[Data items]
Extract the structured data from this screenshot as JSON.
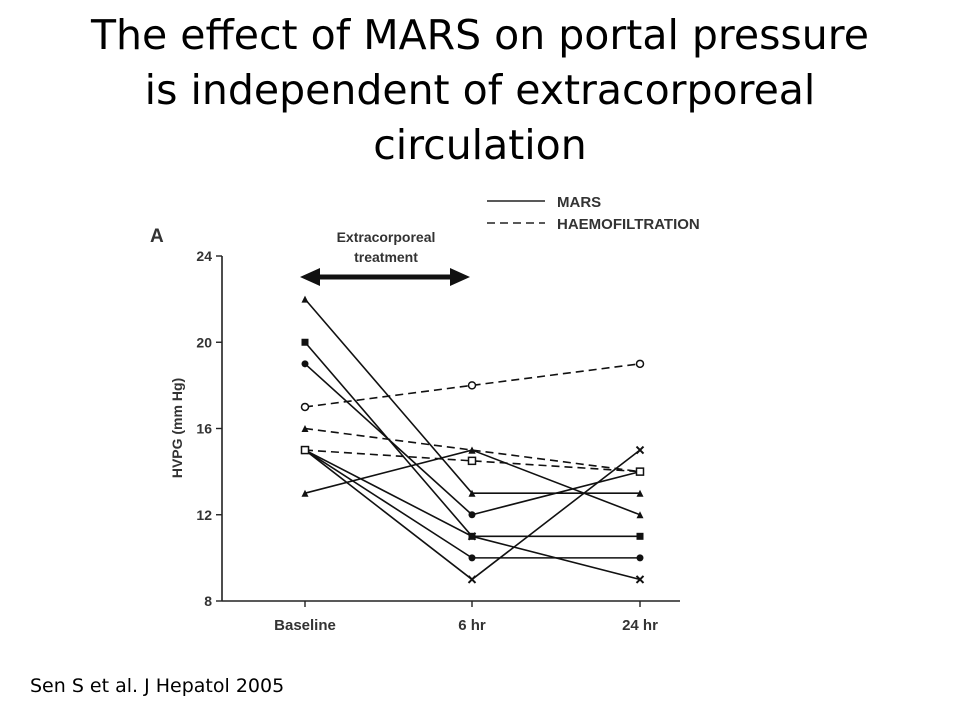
{
  "slide": {
    "title_lines": [
      "The effect of MARS on portal pressure",
      "is independent of extracorporeal",
      "circulation"
    ],
    "citation": "Sen S et al. J Hepatol 2005"
  },
  "chart_data": {
    "type": "line",
    "panel_label": "A",
    "title": "",
    "xlabel": "",
    "ylabel": "HVPG (mm Hg)",
    "categories": [
      "Baseline",
      "6 hr",
      "24 hr"
    ],
    "ylim": [
      8,
      24
    ],
    "yticks": [
      8,
      12,
      16,
      20,
      24
    ],
    "grid": false,
    "legend_position": "top-right",
    "legend": [
      {
        "label": "MARS",
        "style": "solid"
      },
      {
        "label": "HAEMOFILTRATION",
        "style": "dashed"
      }
    ],
    "annotation": {
      "text_lines": [
        "Extracorporeal",
        "treatment"
      ],
      "arrow": "double-headed",
      "spans_from": "Baseline"
    },
    "series": [
      {
        "group": "MARS",
        "style": "solid",
        "marker": "triangle",
        "values": [
          22,
          13,
          13
        ]
      },
      {
        "group": "MARS",
        "style": "solid",
        "marker": "square",
        "values": [
          20,
          11,
          11
        ]
      },
      {
        "group": "MARS",
        "style": "solid",
        "marker": "circle",
        "values": [
          19,
          12,
          14
        ]
      },
      {
        "group": "MARS",
        "style": "solid",
        "marker": "x",
        "values": [
          15,
          9,
          15
        ]
      },
      {
        "group": "MARS",
        "style": "solid",
        "marker": "circle",
        "values": [
          15,
          10,
          10
        ]
      },
      {
        "group": "MARS",
        "style": "solid",
        "marker": "x",
        "values": [
          15,
          11,
          9
        ]
      },
      {
        "group": "MARS",
        "style": "solid",
        "marker": "triangle",
        "values": [
          13,
          15,
          12
        ]
      },
      {
        "group": "HAEMOFILTRATION",
        "style": "dashed",
        "marker": "open-circle",
        "values": [
          17,
          18,
          19
        ]
      },
      {
        "group": "HAEMOFILTRATION",
        "style": "dashed",
        "marker": "triangle",
        "values": [
          16,
          15,
          14
        ]
      },
      {
        "group": "HAEMOFILTRATION",
        "style": "dashed",
        "marker": "open-square",
        "values": [
          15,
          14.5,
          14
        ]
      }
    ]
  }
}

:: CHALLENGE ::
Work through the data and report how many of its lines hold the word "open", giving only the figure.

:: RESPONSE TO THE TASK ::
2